Set exercise
Skip the pictures and quote all of the lines exactly.

[Recorded data]
-*-*-

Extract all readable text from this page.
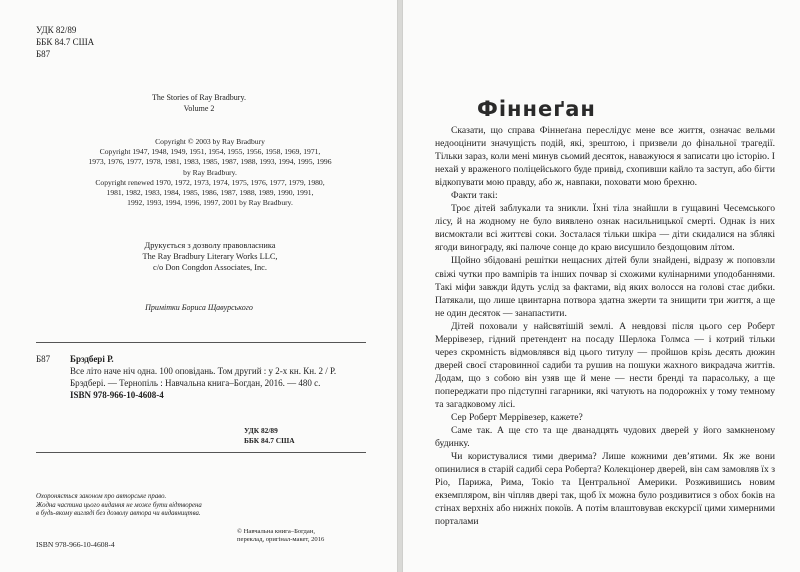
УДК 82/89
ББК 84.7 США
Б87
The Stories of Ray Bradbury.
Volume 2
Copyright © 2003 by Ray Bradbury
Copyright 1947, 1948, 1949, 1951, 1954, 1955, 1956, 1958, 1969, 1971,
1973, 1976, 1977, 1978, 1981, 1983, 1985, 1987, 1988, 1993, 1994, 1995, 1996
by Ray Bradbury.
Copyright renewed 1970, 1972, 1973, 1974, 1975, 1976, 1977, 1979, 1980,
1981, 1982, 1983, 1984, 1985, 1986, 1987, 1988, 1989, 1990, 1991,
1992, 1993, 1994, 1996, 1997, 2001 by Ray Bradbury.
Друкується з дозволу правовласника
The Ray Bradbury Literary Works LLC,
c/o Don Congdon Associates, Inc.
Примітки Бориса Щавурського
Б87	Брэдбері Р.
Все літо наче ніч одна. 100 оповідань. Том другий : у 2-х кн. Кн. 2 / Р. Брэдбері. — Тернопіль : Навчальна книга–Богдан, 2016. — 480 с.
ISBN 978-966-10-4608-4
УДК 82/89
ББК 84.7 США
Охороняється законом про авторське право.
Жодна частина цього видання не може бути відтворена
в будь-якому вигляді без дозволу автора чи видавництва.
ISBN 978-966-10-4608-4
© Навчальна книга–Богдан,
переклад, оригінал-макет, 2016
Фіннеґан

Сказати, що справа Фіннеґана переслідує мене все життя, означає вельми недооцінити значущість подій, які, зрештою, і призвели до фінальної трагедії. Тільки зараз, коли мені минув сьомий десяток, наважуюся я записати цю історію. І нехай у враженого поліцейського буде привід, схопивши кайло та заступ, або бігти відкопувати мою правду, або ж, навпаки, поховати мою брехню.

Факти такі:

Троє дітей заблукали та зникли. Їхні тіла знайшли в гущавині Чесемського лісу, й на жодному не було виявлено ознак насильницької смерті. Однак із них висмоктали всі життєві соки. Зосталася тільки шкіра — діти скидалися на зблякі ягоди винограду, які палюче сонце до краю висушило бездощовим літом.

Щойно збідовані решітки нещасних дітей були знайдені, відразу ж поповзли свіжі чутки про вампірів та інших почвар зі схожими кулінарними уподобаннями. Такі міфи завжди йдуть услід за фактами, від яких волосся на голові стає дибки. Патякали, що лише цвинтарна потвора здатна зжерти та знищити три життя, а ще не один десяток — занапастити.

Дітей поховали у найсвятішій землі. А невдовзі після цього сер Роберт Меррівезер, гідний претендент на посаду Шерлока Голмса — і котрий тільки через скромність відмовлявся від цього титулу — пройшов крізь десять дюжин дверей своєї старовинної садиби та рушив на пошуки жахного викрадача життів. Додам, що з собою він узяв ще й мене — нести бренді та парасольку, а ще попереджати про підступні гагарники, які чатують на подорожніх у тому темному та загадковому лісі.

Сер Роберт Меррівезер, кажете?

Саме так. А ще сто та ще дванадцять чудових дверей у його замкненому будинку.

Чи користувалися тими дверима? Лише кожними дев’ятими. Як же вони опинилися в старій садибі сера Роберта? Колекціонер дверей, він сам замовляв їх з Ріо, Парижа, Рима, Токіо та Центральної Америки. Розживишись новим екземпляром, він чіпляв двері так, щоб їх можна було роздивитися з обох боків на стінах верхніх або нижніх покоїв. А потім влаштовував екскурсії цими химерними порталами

-*-*-

Task response
Extract all readable text from this page.
УДК 82/89
ББК 84.7 США
Б87
The Stories of Ray Bradbury.
Volume 2
Copyright © 2003 by Ray Bradbury
Copyright 1947, 1948, 1949, 1951, 1954, 1955, 1956, 1958, 1969, 1971,
1973, 1976, 1977, 1978, 1981, 1983, 1985, 1987, 1988, 1993, 1994, 1995, 1996
by Ray Bradbury.
Copyright renewed 1970, 1972, 1973, 1974, 1975, 1976, 1977, 1979, 1980,
1981, 1982, 1983, 1984, 1985, 1986, 1987, 1988, 1989, 1990, 1991,
1992, 1993, 1994, 1996, 1997, 2001 by Ray Bradbury.
Друкується з дозволу правовласника
The Ray Bradbury Literary Works LLC,
c/o Don Congdon Associates, Inc.
Примітки Бориса Щавурського
Б87	Брэдбері Р.
Все літо наче ніч одна. 100 оповідань. Том другий : у 2-х кн. Кн. 2 / Р. Брэдбері. — Тернопіль : Навчальна книга–Богдан, 2016. — 480 с.
ISBN 978-966-10-4608-4
УДК 82/89
ББК 84.7 США
Охороняється законом про авторське право.
Жодна частина цього видання не може бути відтворена
в будь-якому вигляді без дозволу автора чи видавництва.
ISBN 978-966-10-4608-4
© Навчальна книга–Богдан,
переклад, оригінал-макет, 2016
Фіннеґан

Сказати, що справа Фіннеґана переслідує мене все життя, означає вельми недооцінити значущість подій, які, зрештою, і призвели до фінальної трагедії. Тільки зараз, коли мені минув сьомий десяток, наважуюся я записати цю історію. І нехай у враженого поліцейського буде привід, схопивши кайло та заступ, або бігти відкопувати мою правду, або ж, навпаки, поховати мою брехню.

Факти такі:

Троє дітей заблукали та зникли. Їхні тіла знайшли в гущавині Чесемського лісу, й на жодному не було виявлено ознак насильницької смерті. Однак із них висмоктали всі життєві соки. Зосталася тільки шкіра — діти скидалися на зблякі ягоди винограду, які палюче сонце до краю висушило бездощовим літом.

Щойно збідовані решітки нещасних дітей були знайдені, відразу ж поповзли свіжі чутки про вампірів та інших почвар зі схожими кулінарними уподобаннями. Такі міфи завжди йдуть услід за фактами, від яких волосся на голові стає дибки. Патякали, що лише цвинтарна потвора здатна зжерти та знищити три життя, а ще не один десяток — занапастити.

Дітей поховали у найсвятішій землі. А невдовзі після цього сер Роберт Меррівезер, гідний претендент на посаду Шерлока Голмса — і котрий тільки через скромність відмовлявся від цього титулу — пройшов крізь десять дюжин дверей своєї старовинної садиби та рушив на пошуки жахного викрадача життів. Додам, що з собою він узяв ще й мене — нести бренді та парасольку, а ще попереджати про підступні гагарники, які чатують на подорожніх у тому темному та загадковому лісі.

Сер Роберт Меррівезер, кажете?

Саме так. А ще сто та ще дванадцять чудових дверей у його замкненому будинку.

Чи користувалися тими дверима? Лише кожними дев’ятими. Як же вони опинилися в старій садибі сера Роберта? Колекціонер дверей, він сам замовляв їх з Ріо, Парижа, Рима, Токіо та Центральної Америки. Розживишись новим екземпляром, він чіпляв двері так, щоб їх можна було роздивитися з обох боків на стінах верхніх або нижніх покоїв. А потім влаштовував екскурсії цими химерними порталами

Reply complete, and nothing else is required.